§ **Provided data**
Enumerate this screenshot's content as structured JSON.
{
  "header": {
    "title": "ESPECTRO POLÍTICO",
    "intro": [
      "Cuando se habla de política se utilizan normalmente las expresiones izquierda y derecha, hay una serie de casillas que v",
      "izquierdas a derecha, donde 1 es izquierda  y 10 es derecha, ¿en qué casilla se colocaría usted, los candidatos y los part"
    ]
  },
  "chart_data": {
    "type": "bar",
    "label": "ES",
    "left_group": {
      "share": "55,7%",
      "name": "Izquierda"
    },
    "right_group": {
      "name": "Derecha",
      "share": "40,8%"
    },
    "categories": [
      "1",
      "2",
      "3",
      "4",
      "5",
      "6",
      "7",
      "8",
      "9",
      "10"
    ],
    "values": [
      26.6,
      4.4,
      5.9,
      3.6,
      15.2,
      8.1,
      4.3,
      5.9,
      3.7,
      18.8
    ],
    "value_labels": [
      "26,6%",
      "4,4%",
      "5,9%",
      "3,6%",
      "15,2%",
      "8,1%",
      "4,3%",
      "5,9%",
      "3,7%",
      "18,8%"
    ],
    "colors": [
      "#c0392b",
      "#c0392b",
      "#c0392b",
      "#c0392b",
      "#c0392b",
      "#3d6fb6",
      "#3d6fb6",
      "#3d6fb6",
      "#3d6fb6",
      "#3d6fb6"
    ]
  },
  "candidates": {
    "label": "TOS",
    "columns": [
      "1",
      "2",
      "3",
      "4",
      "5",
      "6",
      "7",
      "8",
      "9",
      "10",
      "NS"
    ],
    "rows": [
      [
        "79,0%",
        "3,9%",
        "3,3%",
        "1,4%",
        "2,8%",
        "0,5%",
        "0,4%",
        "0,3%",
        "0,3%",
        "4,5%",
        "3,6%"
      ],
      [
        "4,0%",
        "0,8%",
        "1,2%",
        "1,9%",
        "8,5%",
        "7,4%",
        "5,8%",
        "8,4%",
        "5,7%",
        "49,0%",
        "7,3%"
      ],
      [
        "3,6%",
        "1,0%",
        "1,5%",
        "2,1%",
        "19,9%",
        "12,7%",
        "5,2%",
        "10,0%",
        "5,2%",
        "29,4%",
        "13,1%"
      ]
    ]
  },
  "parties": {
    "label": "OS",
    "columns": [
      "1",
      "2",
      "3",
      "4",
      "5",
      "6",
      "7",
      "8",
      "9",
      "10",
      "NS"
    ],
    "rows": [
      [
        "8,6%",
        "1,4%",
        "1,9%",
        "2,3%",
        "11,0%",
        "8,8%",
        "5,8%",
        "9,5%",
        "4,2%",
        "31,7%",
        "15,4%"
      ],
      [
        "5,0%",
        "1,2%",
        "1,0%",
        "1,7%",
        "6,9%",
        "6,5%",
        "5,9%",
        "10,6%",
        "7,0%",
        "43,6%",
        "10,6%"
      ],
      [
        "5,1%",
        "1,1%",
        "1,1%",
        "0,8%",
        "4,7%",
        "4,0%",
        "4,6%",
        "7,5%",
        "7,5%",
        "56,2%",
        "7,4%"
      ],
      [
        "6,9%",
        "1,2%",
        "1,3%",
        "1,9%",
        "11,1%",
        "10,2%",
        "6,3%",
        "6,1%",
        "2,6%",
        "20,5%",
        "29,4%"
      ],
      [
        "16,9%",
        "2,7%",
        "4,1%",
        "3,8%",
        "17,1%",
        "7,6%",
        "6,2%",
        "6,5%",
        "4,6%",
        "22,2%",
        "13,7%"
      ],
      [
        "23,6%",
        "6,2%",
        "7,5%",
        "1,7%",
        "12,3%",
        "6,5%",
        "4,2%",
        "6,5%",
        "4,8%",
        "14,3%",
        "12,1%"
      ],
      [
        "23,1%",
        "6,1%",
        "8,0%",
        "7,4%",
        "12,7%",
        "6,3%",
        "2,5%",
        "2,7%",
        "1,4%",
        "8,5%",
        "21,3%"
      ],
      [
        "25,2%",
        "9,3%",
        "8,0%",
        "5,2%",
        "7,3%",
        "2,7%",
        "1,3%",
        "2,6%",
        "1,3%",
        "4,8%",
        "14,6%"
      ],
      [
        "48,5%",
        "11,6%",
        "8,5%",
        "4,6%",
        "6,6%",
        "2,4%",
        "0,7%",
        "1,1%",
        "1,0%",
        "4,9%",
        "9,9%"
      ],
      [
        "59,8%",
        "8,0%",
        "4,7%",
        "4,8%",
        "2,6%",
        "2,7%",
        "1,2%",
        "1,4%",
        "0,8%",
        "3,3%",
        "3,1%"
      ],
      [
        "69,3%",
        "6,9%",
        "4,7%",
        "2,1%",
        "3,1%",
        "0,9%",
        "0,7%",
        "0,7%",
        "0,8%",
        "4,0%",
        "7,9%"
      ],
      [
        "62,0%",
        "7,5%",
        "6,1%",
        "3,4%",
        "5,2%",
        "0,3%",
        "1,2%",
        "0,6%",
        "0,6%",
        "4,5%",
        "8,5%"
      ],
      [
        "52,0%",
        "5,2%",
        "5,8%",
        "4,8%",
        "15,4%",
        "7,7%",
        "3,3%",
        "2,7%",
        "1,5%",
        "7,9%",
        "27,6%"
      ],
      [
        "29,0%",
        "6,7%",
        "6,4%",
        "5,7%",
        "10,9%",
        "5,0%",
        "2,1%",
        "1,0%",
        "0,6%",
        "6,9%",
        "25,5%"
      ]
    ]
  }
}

§ **Goal of the exercise**
Repeat the data above, word for word.

§ **Written response**
Enumerate this screenshot's content as structured JSON.
{
  "header": {
    "title": "ESPECTRO POLÍTICO",
    "intro": [
      "Cuando se habla de política se utilizan normalmente las expresiones izquierda y derecha, hay una serie de casillas que v",
      "izquierdas a derecha, donde 1 es izquierda  y 10 es derecha, ¿en qué casilla se colocaría usted, los candidatos y los part"
    ]
  },
  "chart_data": {
    "type": "bar",
    "label": "ES",
    "left_group": {
      "share": "55,7%",
      "name": "Izquierda"
    },
    "right_group": {
      "name": "Derecha",
      "share": "40,8%"
    },
    "categories": [
      "1",
      "2",
      "3",
      "4",
      "5",
      "6",
      "7",
      "8",
      "9",
      "10"
    ],
    "values": [
      26.6,
      4.4,
      5.9,
      3.6,
      15.2,
      8.1,
      4.3,
      5.9,
      3.7,
      18.8
    ],
    "value_labels": [
      "26,6%",
      "4,4%",
      "5,9%",
      "3,6%",
      "15,2%",
      "8,1%",
      "4,3%",
      "5,9%",
      "3,7%",
      "18,8%"
    ],
    "colors": [
      "#c0392b",
      "#c0392b",
      "#c0392b",
      "#c0392b",
      "#c0392b",
      "#3d6fb6",
      "#3d6fb6",
      "#3d6fb6",
      "#3d6fb6",
      "#3d6fb6"
    ]
  },
  "candidates": {
    "label": "TOS",
    "columns": [
      "1",
      "2",
      "3",
      "4",
      "5",
      "6",
      "7",
      "8",
      "9",
      "10",
      "NS"
    ],
    "rows": [
      [
        "79,0%",
        "3,9%",
        "3,3%",
        "1,4%",
        "2,8%",
        "0,5%",
        "0,4%",
        "0,3%",
        "0,3%",
        "4,5%",
        "3,6%"
      ],
      [
        "4,0%",
        "0,8%",
        "1,2%",
        "1,9%",
        "8,5%",
        "7,4%",
        "5,8%",
        "8,4%",
        "5,7%",
        "49,0%",
        "7,3%"
      ],
      [
        "3,6%",
        "1,0%",
        "1,5%",
        "2,1%",
        "19,9%",
        "12,7%",
        "5,2%",
        "10,0%",
        "5,2%",
        "29,4%",
        "13,1%"
      ]
    ]
  },
  "parties": {
    "label": "OS",
    "columns": [
      "1",
      "2",
      "3",
      "4",
      "5",
      "6",
      "7",
      "8",
      "9",
      "10",
      "NS"
    ],
    "rows": [
      [
        "8,6%",
        "1,4%",
        "1,9%",
        "2,3%",
        "11,0%",
        "8,8%",
        "5,8%",
        "9,5%",
        "4,2%",
        "31,7%",
        "15,4%"
      ],
      [
        "5,0%",
        "1,2%",
        "1,0%",
        "1,7%",
        "6,9%",
        "6,5%",
        "5,9%",
        "10,6%",
        "7,0%",
        "43,6%",
        "10,6%"
      ],
      [
        "5,1%",
        "1,1%",
        "1,1%",
        "0,8%",
        "4,7%",
        "4,0%",
        "4,6%",
        "7,5%",
        "7,5%",
        "56,2%",
        "7,4%"
      ],
      [
        "6,9%",
        "1,2%",
        "1,3%",
        "1,9%",
        "11,1%",
        "10,2%",
        "6,3%",
        "6,1%",
        "2,6%",
        "20,5%",
        "29,4%"
      ],
      [
        "16,9%",
        "2,7%",
        "4,1%",
        "3,8%",
        "17,1%",
        "7,6%",
        "6,2%",
        "6,5%",
        "4,6%",
        "22,2%",
        "13,7%"
      ],
      [
        "23,6%",
        "6,2%",
        "7,5%",
        "1,7%",
        "12,3%",
        "6,5%",
        "4,2%",
        "6,5%",
        "4,8%",
        "14,3%",
        "12,1%"
      ],
      [
        "23,1%",
        "6,1%",
        "8,0%",
        "7,4%",
        "12,7%",
        "6,3%",
        "2,5%",
        "2,7%",
        "1,4%",
        "8,5%",
        "21,3%"
      ],
      [
        "25,2%",
        "9,3%",
        "8,0%",
        "5,2%",
        "7,3%",
        "2,7%",
        "1,3%",
        "2,6%",
        "1,3%",
        "4,8%",
        "14,6%"
      ],
      [
        "48,5%",
        "11,6%",
        "8,5%",
        "4,6%",
        "6,6%",
        "2,4%",
        "0,7%",
        "1,1%",
        "1,0%",
        "4,9%",
        "9,9%"
      ],
      [
        "59,8%",
        "8,0%",
        "4,7%",
        "4,8%",
        "2,6%",
        "2,7%",
        "1,2%",
        "1,4%",
        "0,8%",
        "3,3%",
        "3,1%"
      ],
      [
        "69,3%",
        "6,9%",
        "4,7%",
        "2,1%",
        "3,1%",
        "0,9%",
        "0,7%",
        "0,7%",
        "0,8%",
        "4,0%",
        "7,9%"
      ],
      [
        "62,0%",
        "7,5%",
        "6,1%",
        "3,4%",
        "5,2%",
        "0,3%",
        "1,2%",
        "0,6%",
        "0,6%",
        "4,5%",
        "8,5%"
      ],
      [
        "52,0%",
        "5,2%",
        "5,8%",
        "4,8%",
        "15,4%",
        "7,7%",
        "3,3%",
        "2,7%",
        "1,5%",
        "7,9%",
        "27,6%"
      ],
      [
        "29,0%",
        "6,7%",
        "6,4%",
        "5,7%",
        "10,9%",
        "5,0%",
        "2,1%",
        "1,0%",
        "0,6%",
        "6,9%",
        "25,5%"
      ]
    ]
  }
}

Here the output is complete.